**Goal**:
Can you output the material exactly as written, minus any pictures it holds?

**Data supplied**:
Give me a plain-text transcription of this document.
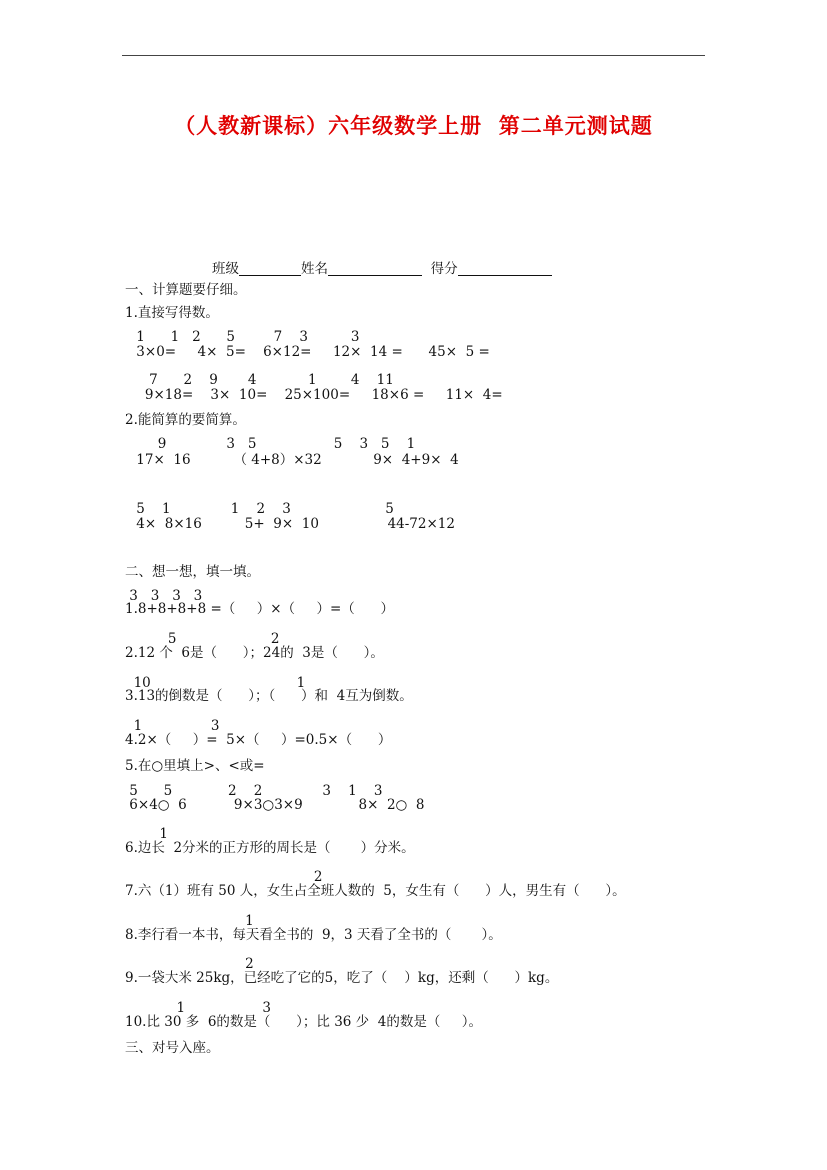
（人教新课标）六年级数学上册  第二单元测试题
班级	姓名	得分
一、计算题要仔细。
1.直接写得数。
1      1   2      5         7    3          3
3×0=     4×  5=    6×12=     12×  14 =      45×  5 =
7      2    9       4            1        4    11
9×18=    3×  10=    25×100=     18×6 =     11×  4=
2.能简算的要简算。
9              3   5                  5    3   5    1
17×  16          （ 4+8）×32            9×  4+9×  4
5    1              1    2    3                      5
4×  8×16          5+  9×  10                44-72×12
二、想一想，填一填。
3   3   3   3
1.8+8+8+8 =（     ）×（     ）=（      ）
5                      2
2.12 个  6是（      ）；24的  3是（      ）。
10                                  1
3.13的倒数是（      ）；（      ）和  4互为倒数。
1                3
4.2×（     ）=  5×（     ）=0.5×（      ）
5.在○里填上>、<或=
5      5             2    2              3    1    3
6×4○  6           9×3○3×9             8×  2○  8
1
6.边长  2分米的正方形的周长是（       ）分米。
2
7.六（1）班有 50 人，女生占全班人数的  5，女生有（      ）人，男生有（      ）。
1
8.李行看一本书，每天看全书的  9，3 天看了全书的（       ）。
2
9.一袋大米 25kg，已经吃了它的5，吃了（    ）kg，还剩（      ）kg。
1                  3
10.比 30 多  6的数是（      ）；比 36 少  4的数是（     ）。
三、对号入座。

**Exercise response**:
Give me a plain-text transcription of this document.
（人教新课标）六年级数学上册  第二单元测试题
班级	姓名	得分
一、计算题要仔细。
1.直接写得数。
1      1   2      5         7    3          3
3×0=     4×  5=    6×12=     12×  14 =      45×  5 =
7      2    9       4            1        4    11
9×18=    3×  10=    25×100=     18×6 =     11×  4=
2.能简算的要简算。
9              3   5                  5    3   5    1
17×  16          （ 4+8）×32            9×  4+9×  4
5    1              1    2    3                      5
4×  8×16          5+  9×  10                44-72×12
二、想一想，填一填。
3   3   3   3
1.8+8+8+8 =（     ）×（     ）=（      ）
5                      2
2.12 个  6是（      ）；24的  3是（      ）。
10                                  1
3.13的倒数是（      ）；（      ）和  4互为倒数。
1                3
4.2×（     ）=  5×（     ）=0.5×（      ）
5.在○里填上>、<或=
5      5             2    2              3    1    3
6×4○  6           9×3○3×9             8×  2○  8
1
6.边长  2分米的正方形的周长是（       ）分米。
2
7.六（1）班有 50 人，女生占全班人数的  5，女生有（      ）人，男生有（      ）。
1
8.李行看一本书，每天看全书的  9，3 天看了全书的（       ）。
2
9.一袋大米 25kg，已经吃了它的5，吃了（    ）kg，还剩（      ）kg。
1                  3
10.比 30 多  6的数是（      ）；比 36 少  4的数是（     ）。
三、对号入座。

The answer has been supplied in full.